>>>>

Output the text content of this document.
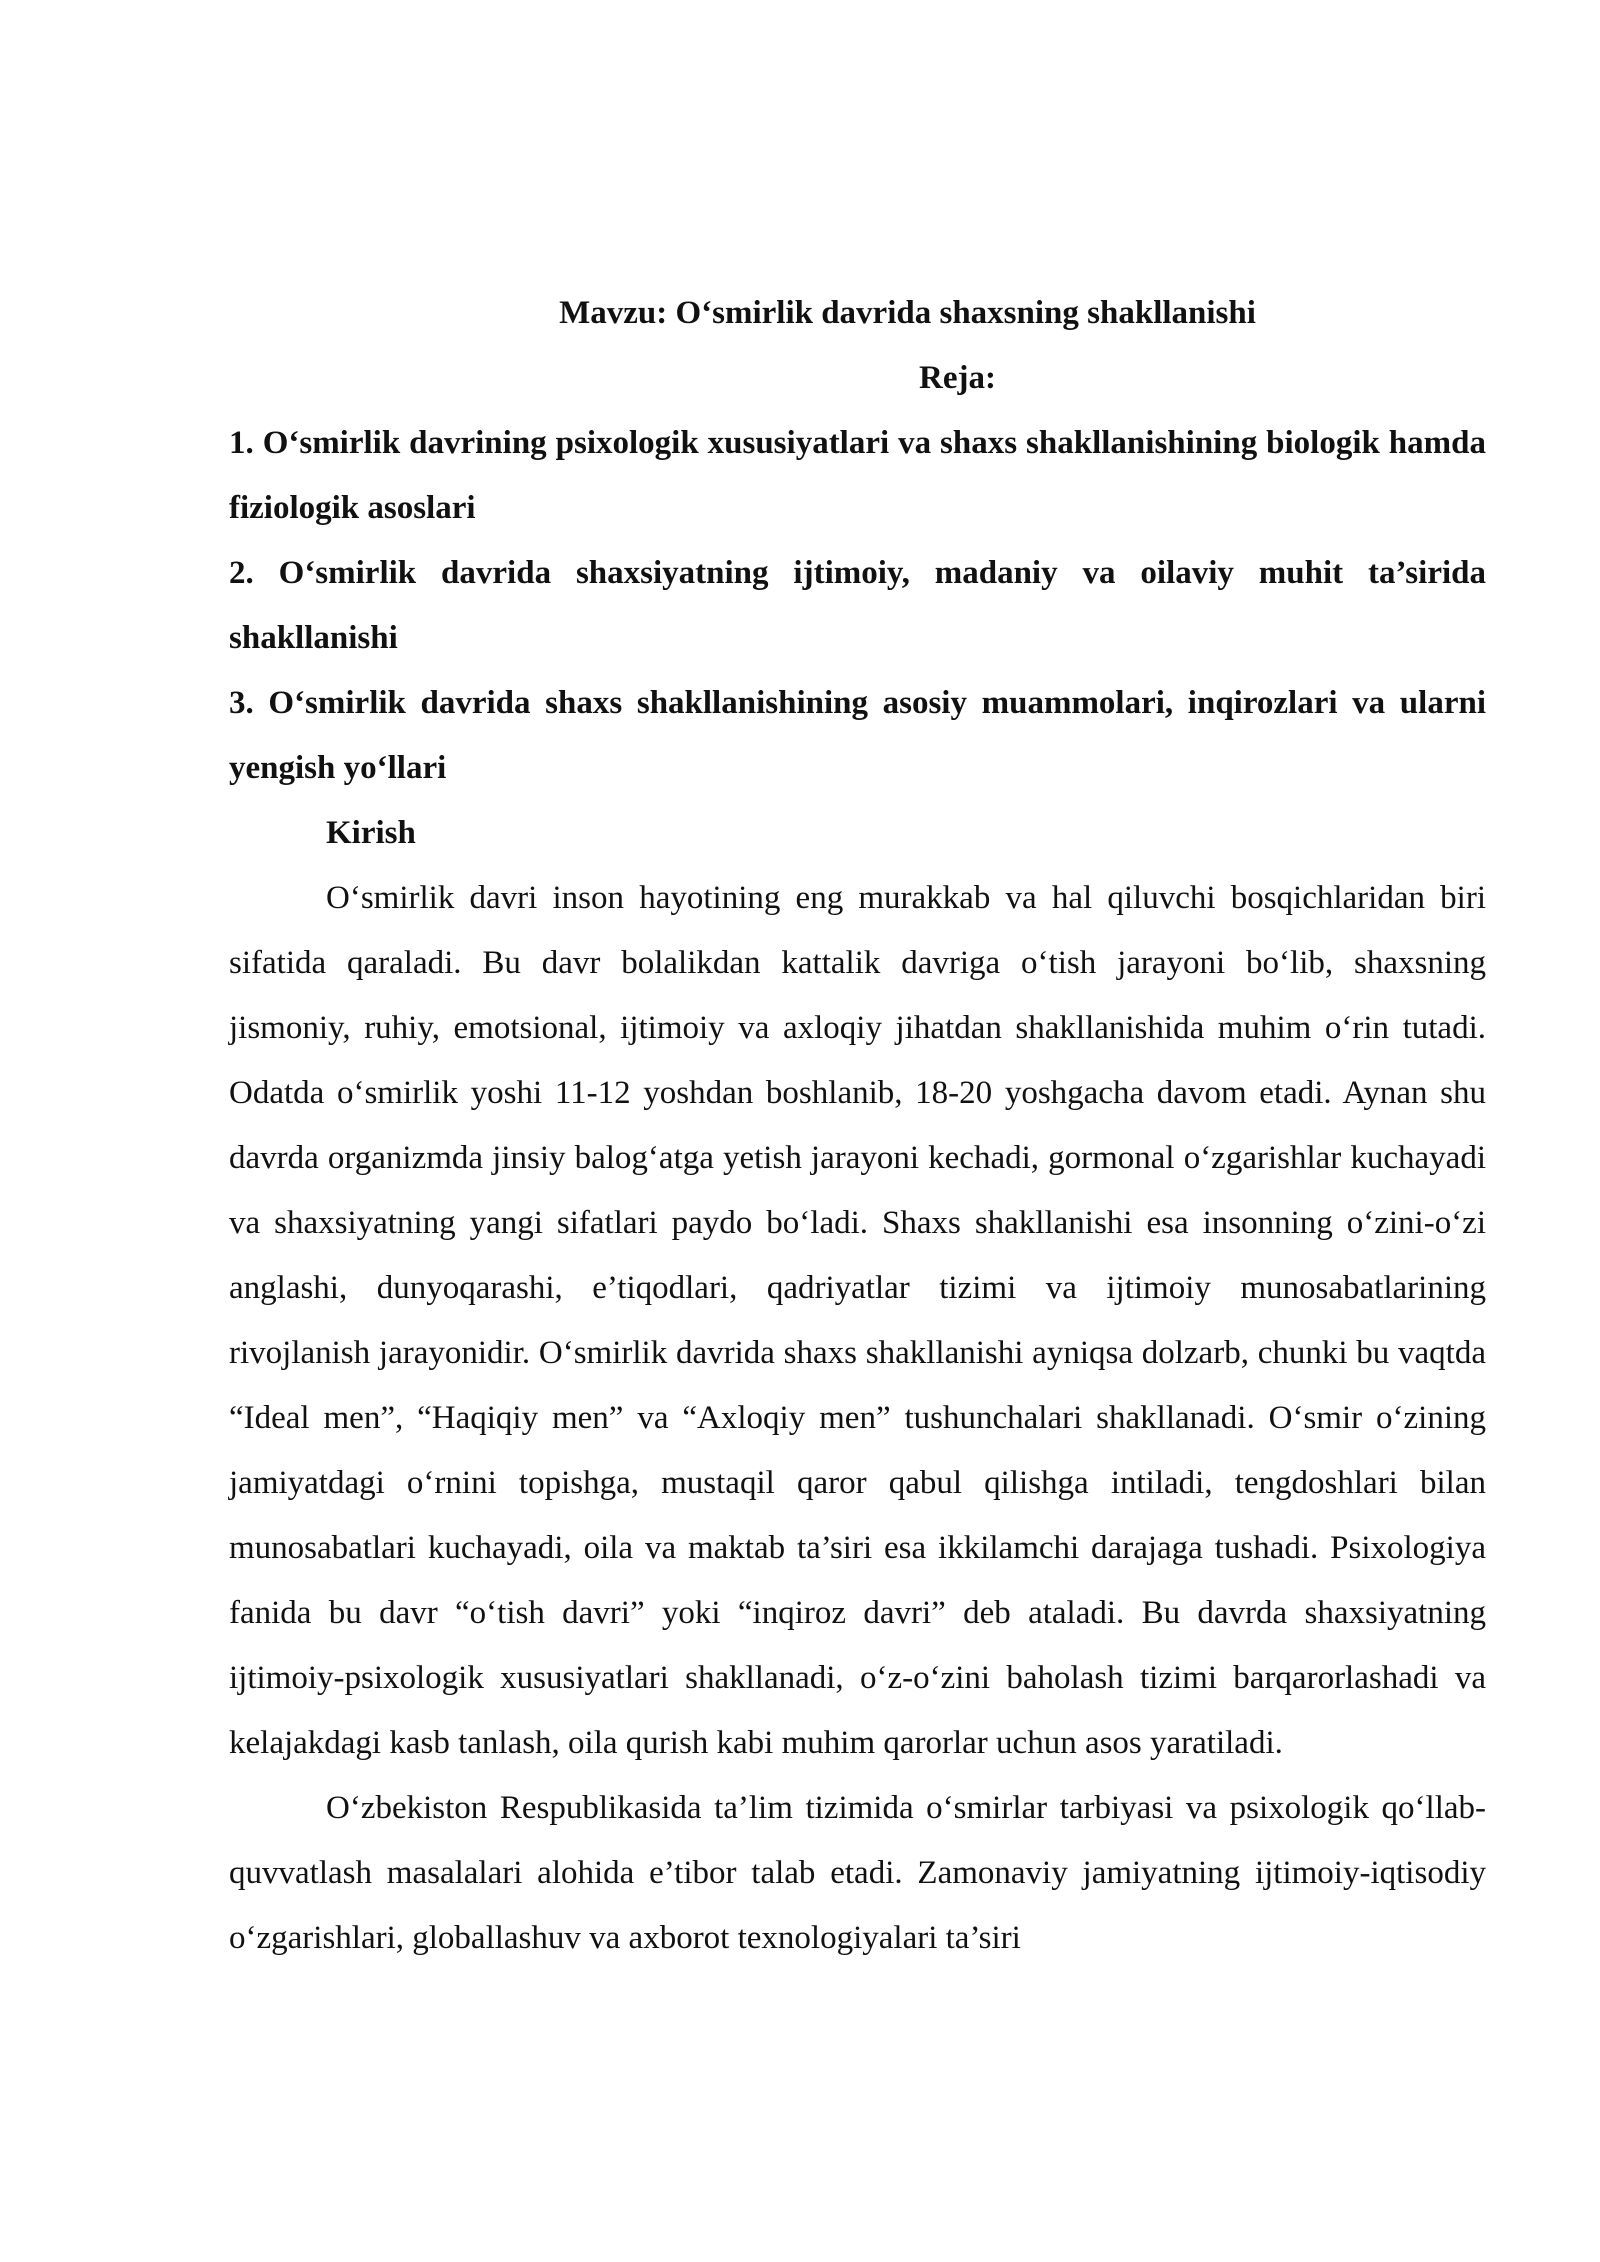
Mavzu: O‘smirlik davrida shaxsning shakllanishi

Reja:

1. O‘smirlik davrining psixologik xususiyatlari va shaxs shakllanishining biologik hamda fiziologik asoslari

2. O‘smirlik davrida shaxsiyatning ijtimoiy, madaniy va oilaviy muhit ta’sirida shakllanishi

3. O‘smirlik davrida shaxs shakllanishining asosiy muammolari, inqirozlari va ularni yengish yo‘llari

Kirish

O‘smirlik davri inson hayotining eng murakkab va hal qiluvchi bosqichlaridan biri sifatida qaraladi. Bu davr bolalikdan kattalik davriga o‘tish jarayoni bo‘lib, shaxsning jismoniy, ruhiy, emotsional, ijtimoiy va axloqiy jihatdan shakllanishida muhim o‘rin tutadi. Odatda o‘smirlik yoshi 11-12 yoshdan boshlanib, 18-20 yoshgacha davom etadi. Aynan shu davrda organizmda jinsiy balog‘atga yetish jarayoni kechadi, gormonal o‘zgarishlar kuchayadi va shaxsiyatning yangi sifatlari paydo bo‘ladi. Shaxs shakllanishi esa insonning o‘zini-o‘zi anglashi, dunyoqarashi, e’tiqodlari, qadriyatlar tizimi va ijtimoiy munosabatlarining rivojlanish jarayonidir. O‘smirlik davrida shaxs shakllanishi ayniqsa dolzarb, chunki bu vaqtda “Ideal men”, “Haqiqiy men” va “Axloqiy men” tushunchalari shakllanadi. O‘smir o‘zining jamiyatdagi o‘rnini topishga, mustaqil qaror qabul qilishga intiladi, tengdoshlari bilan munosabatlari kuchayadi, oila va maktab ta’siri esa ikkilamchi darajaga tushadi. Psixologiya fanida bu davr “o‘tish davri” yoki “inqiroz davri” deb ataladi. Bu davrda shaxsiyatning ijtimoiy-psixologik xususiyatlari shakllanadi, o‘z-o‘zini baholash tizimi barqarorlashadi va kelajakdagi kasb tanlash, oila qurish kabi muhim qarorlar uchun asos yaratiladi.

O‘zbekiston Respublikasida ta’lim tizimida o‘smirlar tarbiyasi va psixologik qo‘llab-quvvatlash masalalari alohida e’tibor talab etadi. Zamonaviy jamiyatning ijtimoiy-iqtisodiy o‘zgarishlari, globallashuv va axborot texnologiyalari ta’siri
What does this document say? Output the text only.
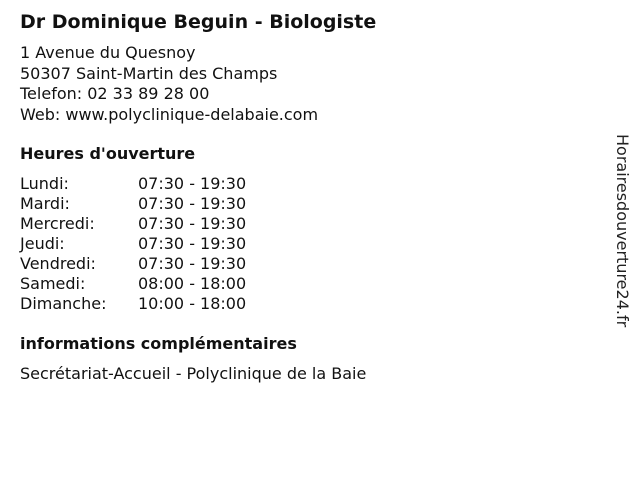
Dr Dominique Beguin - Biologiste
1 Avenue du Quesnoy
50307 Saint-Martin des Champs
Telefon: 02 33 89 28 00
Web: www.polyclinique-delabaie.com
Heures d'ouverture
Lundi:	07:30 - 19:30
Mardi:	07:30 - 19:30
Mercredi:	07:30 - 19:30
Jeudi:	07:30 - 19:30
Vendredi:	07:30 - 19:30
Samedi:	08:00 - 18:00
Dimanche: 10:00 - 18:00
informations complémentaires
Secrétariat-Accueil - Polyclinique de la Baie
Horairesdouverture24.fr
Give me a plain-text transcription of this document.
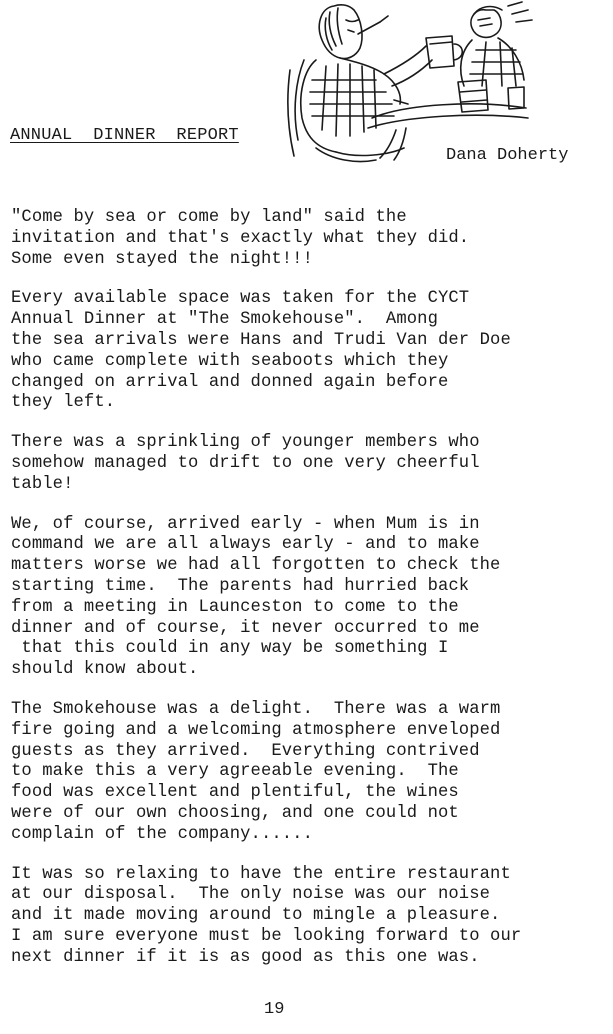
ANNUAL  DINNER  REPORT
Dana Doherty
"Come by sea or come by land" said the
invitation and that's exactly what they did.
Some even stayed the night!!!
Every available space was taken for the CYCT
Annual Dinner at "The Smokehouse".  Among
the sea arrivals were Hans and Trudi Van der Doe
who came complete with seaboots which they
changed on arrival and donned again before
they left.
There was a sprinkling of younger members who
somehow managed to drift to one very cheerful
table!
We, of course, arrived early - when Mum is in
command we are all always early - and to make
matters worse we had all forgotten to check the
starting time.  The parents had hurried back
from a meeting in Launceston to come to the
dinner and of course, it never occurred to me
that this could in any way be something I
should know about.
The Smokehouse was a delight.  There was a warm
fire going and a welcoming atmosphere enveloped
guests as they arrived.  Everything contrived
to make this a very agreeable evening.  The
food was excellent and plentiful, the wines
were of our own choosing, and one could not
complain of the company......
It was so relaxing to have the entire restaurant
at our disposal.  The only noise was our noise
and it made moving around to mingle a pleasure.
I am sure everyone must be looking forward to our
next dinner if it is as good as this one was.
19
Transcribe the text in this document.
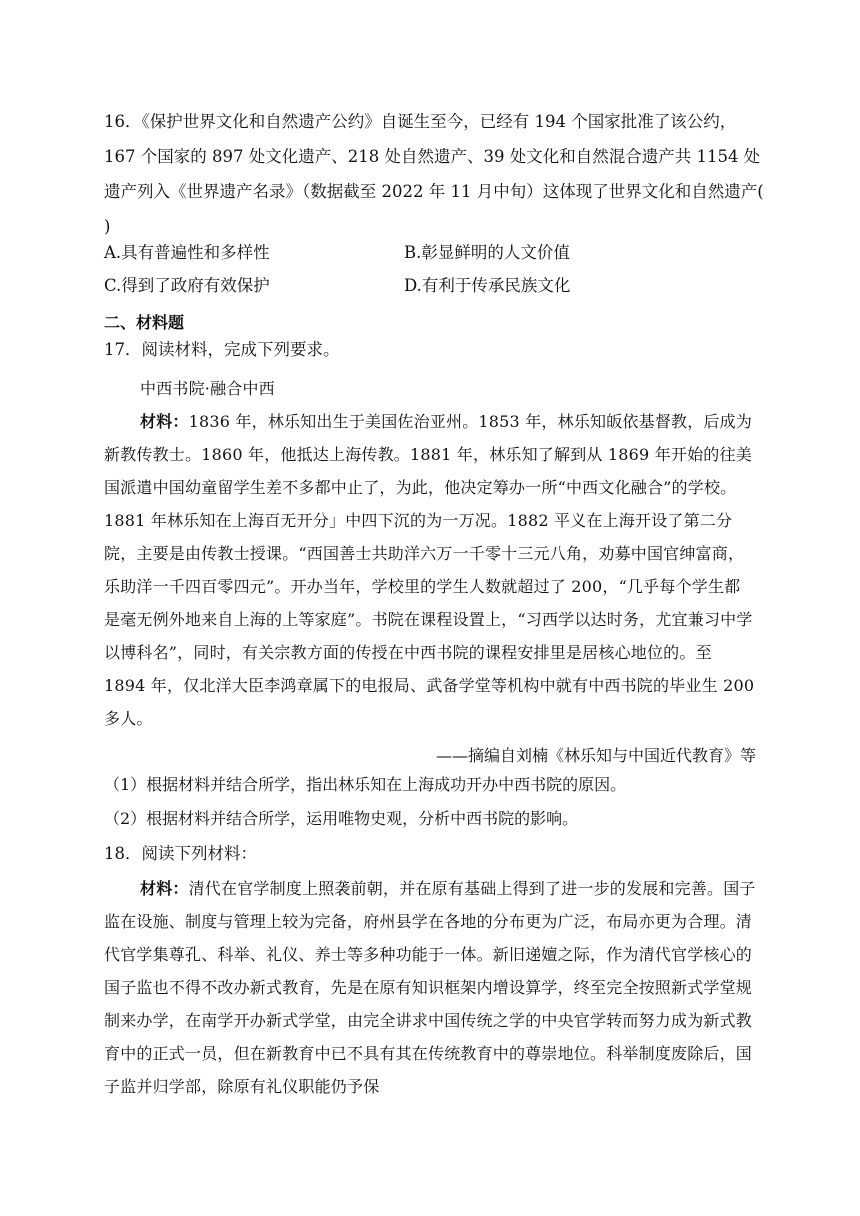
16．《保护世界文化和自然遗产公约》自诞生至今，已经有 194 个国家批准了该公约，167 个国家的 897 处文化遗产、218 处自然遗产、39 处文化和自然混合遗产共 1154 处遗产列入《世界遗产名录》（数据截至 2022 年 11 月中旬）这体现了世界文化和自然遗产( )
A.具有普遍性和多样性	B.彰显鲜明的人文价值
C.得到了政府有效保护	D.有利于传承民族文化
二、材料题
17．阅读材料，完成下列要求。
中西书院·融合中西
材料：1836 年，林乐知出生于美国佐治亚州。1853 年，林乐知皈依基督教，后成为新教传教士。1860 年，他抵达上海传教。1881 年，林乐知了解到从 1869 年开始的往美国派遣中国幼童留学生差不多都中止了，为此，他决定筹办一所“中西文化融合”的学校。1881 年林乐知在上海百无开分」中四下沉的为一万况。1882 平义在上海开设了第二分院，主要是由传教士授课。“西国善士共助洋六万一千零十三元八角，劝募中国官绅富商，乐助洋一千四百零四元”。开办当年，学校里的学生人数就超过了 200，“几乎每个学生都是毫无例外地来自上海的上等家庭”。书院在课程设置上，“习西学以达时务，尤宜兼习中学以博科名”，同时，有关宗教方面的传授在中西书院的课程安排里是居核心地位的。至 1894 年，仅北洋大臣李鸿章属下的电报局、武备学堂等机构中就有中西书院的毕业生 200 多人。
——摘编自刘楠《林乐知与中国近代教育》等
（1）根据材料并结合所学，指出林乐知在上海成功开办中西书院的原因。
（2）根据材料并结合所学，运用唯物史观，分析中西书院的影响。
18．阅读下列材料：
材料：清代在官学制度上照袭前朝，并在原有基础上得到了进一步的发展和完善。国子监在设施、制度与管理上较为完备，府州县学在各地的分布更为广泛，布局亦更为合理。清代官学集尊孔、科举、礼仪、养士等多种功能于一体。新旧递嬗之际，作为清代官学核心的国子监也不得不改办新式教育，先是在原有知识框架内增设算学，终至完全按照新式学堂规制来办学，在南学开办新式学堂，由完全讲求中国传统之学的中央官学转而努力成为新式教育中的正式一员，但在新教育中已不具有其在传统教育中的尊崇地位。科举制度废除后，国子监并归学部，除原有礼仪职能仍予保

<<<<

Objective: Every line that holds the string "make" should be returned.

Completed task:
command we are all always early - and to make
to make this a very agreeable evening.  The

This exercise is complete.